_Your task_:
Show every line in the records below that contains the word "Verschillende".

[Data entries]

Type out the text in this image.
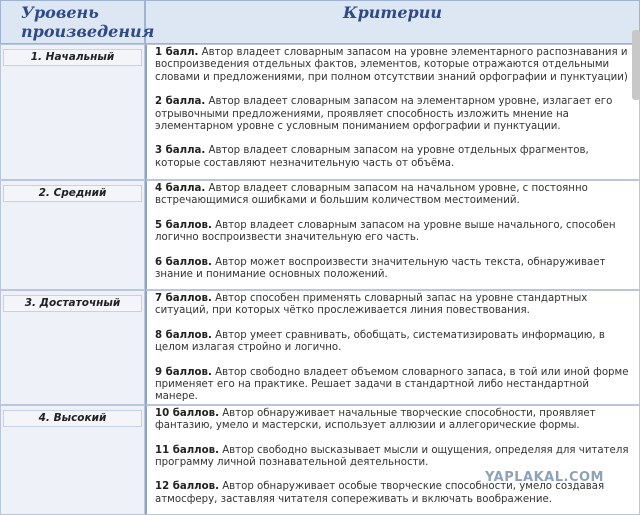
Уровень произведения	Критерии

1. Начальный	1 балл. Автор владеет словарным запасом на уровне элементарного распознавания и воспроизведения отдельных фактов, элементов, которые отражаются отдельными словами и предложениями, при полном отсутствии знаний орфографии и пунктуации)
2 балла. Автор владеет словарным запасом на элементарном уровне, излагает его отрывочными предложениями, проявляет способность изложить мнение на элементарном уровне с условным пониманием орфографии и пунктуации.
3 балла. Автор владеет словарным запасом на уровне отдельных фрагментов, которые составляют незначительную часть от объёма.

2. Средний	4 балла. Автор владеет словарным запасом на начальном уровне, с постоянно встречающимися ошибками и большим количеством местоимений.
5 баллов. Автор владеет словарным запасом на уровне выше начального, способен логично воспроизвести значительную его часть.
6 баллов. Автор может воспроизвести значительную часть текста, обнаруживает знание и понимание основных положений.

3. Достаточный	7 баллов. Автор способен применять словарный запас на уровне стандартных ситуаций, при которых чётко прослеживается линия повествования.
8 баллов. Автор умеет сравнивать, обобщать, систематизировать информацию, в целом излагая стройно и логично.
9 баллов. Автор свободно владеет объемом словарного запаса, в той или иной форме применяет его на практике. Решает задачи в стандартной либо нестандартной манере.

4. Высокий	10 баллов. Автор обнаруживает начальные творческие способности, проявляет фантазию, умело и мастерски, использует аллюзии и аллегорические формы.
11 баллов. Автор свободно высказывает мысли и ощущения, определяя для читателя программу личной познавательной деятельности.
12 баллов. Автор обнаруживает особые творческие способности, умело создавая атмосферу, заставляя читателя сопереживать и включать воображение.
YAPLAKAL.COM
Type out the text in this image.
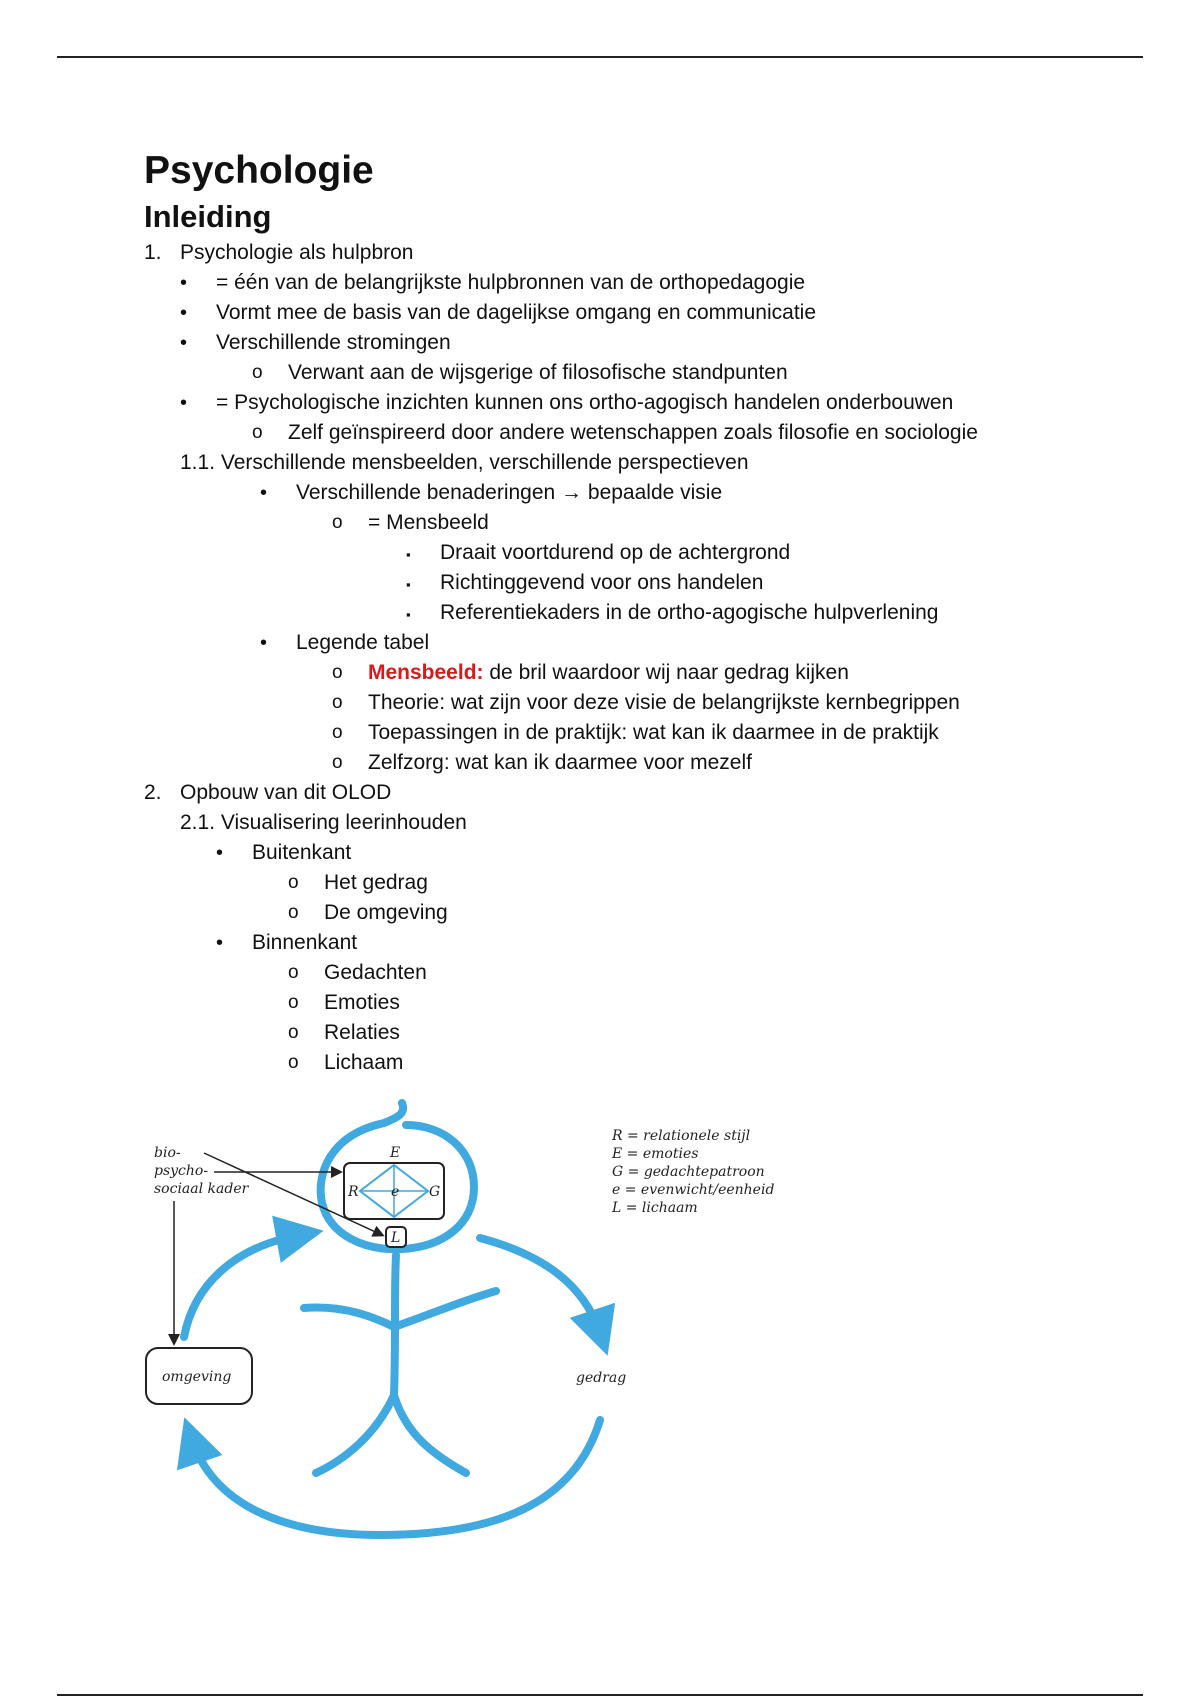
Psychologie
Inleiding
1. Psychologie als hulpbron
• = één van de belangrijkste hulpbronnen van de orthopedagogie
• Vormt mee de basis van de dagelijkse omgang en communicatie
• Verschillende stromingen
o Verwant aan de wijsgerige of filosofische standpunten
• = Psychologische inzichten kunnen ons ortho-agogisch handelen onderbouwen
o Zelf geïnspireerd door andere wetenschappen zoals filosofie en sociologie
1.1. Verschillende mensbeelden, verschillende perspectieven
• Verschillende benaderingen → bepaalde visie
o = Mensbeeld
▪ Draait voortdurend op de achtergrond
▪ Richtinggevend voor ons handelen
▪ Referentiekaders in de ortho-agogische hulpverlening
• Legende tabel
o Mensbeeld: de bril waardoor wij naar gedrag kijken
o Theorie: wat zijn voor deze visie de belangrijkste kernbegrippen
o Toepassingen in de praktijk: wat kan ik daarmee in de praktijk
o Zelfzorg: wat kan ik daarmee voor mezelf
2. Opbouw van dit OLOD
2.1. Visualisering leerinhouden
• Buitenkant
o Het gedrag
o De omgeving
• Binnenkant
o Gedachten
o Emoties
o Relaties
o Lichaam
E
R	G
e
L
bio-
psycho-
sociaal kader
omgeving	gedrag
R = relationele stijl
E = emoties
G = gedachtepatroon
e = evenwicht/eenheid
L = lichaam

_Exercise answer_:
• Verschillende stromingen
1.1. Verschillende mensbeelden, verschillende perspectieven
• Verschillende benaderingen → bepaalde visie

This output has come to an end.